::: MATERIAL PROVIDED :::

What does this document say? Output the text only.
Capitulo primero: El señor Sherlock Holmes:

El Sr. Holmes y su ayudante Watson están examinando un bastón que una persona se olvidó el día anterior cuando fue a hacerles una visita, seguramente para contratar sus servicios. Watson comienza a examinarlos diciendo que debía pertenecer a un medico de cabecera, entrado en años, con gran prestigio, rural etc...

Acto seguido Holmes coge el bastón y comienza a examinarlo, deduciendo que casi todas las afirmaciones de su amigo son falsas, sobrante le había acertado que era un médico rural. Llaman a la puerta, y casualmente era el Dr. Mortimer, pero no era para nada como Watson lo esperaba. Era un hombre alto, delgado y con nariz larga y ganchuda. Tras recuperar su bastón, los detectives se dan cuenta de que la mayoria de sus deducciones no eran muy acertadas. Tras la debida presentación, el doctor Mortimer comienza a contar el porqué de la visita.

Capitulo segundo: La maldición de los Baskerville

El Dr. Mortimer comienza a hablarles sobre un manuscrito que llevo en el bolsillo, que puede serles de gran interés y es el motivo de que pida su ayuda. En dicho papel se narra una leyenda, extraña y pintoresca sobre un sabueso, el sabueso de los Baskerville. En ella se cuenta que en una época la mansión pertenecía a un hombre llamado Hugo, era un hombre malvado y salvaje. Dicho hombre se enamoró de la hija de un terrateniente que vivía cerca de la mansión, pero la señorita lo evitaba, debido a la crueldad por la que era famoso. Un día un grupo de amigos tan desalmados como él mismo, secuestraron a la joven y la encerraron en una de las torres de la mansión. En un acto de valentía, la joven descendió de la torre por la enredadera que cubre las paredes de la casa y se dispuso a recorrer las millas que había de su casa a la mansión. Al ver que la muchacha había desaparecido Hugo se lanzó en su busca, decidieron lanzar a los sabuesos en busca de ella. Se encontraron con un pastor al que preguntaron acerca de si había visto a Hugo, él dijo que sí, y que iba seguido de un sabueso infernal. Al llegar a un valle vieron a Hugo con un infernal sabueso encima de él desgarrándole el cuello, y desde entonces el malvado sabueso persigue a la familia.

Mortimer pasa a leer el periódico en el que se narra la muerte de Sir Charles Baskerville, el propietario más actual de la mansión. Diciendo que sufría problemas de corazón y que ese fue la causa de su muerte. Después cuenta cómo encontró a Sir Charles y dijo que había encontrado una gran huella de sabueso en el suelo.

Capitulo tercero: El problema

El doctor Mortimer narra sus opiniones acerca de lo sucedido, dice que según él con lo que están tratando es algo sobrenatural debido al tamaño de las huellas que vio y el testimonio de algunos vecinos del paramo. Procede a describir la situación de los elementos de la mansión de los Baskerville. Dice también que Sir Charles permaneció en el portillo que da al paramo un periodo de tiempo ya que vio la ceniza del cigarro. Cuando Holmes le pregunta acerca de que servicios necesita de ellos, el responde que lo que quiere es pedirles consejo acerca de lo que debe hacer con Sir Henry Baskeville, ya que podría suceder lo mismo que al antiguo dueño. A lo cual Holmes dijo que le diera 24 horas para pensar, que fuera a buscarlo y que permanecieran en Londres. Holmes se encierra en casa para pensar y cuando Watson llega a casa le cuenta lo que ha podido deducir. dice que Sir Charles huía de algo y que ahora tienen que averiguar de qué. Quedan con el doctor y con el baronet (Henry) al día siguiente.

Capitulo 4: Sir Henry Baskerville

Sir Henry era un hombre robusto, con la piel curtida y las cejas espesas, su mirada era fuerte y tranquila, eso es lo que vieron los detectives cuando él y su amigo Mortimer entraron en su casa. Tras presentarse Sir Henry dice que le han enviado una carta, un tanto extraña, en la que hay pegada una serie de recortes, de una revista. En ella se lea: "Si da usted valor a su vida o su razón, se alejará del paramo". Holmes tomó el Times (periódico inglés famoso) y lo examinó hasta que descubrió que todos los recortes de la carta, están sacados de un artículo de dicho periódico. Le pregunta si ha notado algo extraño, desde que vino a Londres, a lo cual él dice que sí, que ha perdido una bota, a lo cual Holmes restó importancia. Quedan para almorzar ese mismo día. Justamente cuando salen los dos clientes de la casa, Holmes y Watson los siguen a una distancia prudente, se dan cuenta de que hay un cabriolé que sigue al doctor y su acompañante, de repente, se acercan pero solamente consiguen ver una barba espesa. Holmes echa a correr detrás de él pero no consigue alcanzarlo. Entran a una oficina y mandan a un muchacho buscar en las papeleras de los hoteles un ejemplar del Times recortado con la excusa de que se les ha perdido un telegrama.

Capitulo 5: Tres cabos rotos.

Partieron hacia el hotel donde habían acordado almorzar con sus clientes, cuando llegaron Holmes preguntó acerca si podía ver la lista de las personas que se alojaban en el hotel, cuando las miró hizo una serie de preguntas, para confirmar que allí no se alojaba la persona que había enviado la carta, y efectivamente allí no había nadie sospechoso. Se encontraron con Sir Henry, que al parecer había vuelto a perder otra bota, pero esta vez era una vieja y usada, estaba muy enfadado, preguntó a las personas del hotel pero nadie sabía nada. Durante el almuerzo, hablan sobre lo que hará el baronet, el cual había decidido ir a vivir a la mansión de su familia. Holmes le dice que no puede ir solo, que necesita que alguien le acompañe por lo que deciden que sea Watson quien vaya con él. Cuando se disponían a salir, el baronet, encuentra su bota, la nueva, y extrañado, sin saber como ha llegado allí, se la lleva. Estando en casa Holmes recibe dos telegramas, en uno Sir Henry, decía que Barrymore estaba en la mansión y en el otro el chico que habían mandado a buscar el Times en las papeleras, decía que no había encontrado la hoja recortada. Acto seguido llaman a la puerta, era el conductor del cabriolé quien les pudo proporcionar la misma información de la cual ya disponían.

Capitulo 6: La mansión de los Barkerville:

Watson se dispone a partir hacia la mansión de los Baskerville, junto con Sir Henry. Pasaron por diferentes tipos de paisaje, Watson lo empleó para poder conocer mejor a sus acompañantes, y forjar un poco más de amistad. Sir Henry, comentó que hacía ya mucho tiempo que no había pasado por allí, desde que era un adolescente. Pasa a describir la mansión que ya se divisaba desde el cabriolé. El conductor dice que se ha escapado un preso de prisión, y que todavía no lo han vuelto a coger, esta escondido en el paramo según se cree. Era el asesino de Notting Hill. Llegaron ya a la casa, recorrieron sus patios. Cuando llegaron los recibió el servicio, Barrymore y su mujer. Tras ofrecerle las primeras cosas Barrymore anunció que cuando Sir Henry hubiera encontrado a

:::

### GOAL:
From the entries above, extract each line containing "algo".

### WORKED ANSWER:
El doctor Mortimer narra sus opiniones acerca de lo sucedido, dice que según él con lo que están tratando es algo sobrenatural debido al tamaño de las huellas que vio y el testimonio de algunos vecinos del paramo. Procede a describir la situación de los elementos de la mansión de los Baskerville. Dice también que Sir Charles permaneció en el portillo que da al paramo un periodo de tiempo ya que vio la ceniza del cigarro. Cuando Holmes le pregunta acerca de que servicios necesita de ellos, el responde que lo que quiere es pedirles consejo acerca de lo que debe hacer con Sir Henry Baskeville, ya que podría suceder lo mismo que al antiguo dueño. A lo cual Holmes dijo que le diera 24 horas para pensar, que fuera a buscarlo y que permanecieran en Londres. Holmes se encierra en casa para pensar y cuando Watson llega a casa le cuenta lo que ha podido deducir. dice que Sir Charles huía de algo y que ahora tienen que averiguar de qué. Quedan con el doctor y con el baronet (Henry) al día siguiente.
Sir Henry era un hombre robusto, con la piel curtida y las cejas espesas, su mirada era fuerte y tranquila, eso es lo que vieron los detectives cuando él y su amigo Mortimer entraron en su casa. Tras presentarse Sir Henry dice que le han enviado una carta, un tanto extraña, en la que hay pegada una serie de recortes, de una revista. En ella se lea: "Si da usted valor a su vida o su razón, se alejará del paramo". Holmes tomó el Times (periódico inglés famoso) y lo examinó hasta que descubrió que todos los recortes de la carta, están sacados de un artículo de dicho periódico. Le pregunta si ha notado algo extraño, desde que vino a Londres, a lo cual él dice que sí, que ha perdido una bota, a lo cual Holmes restó importancia. Quedan para almorzar ese mismo día. Justamente cuando salen los dos clientes de la casa, Holmes y Watson los siguen a una distancia prudente, se dan cuenta de que hay un cabriolé que sigue al doctor y su acompañante, de repente, se acercan pero solamente consiguen ver una barba espesa. Holmes echa a correr detrás de él pero no consigue alcanzarlo. Entran a una oficina y mandan a un muchacho buscar en las papeleras de los hoteles un ejemplar del Times recortado con la excusa de que se les ha perdido un telegrama.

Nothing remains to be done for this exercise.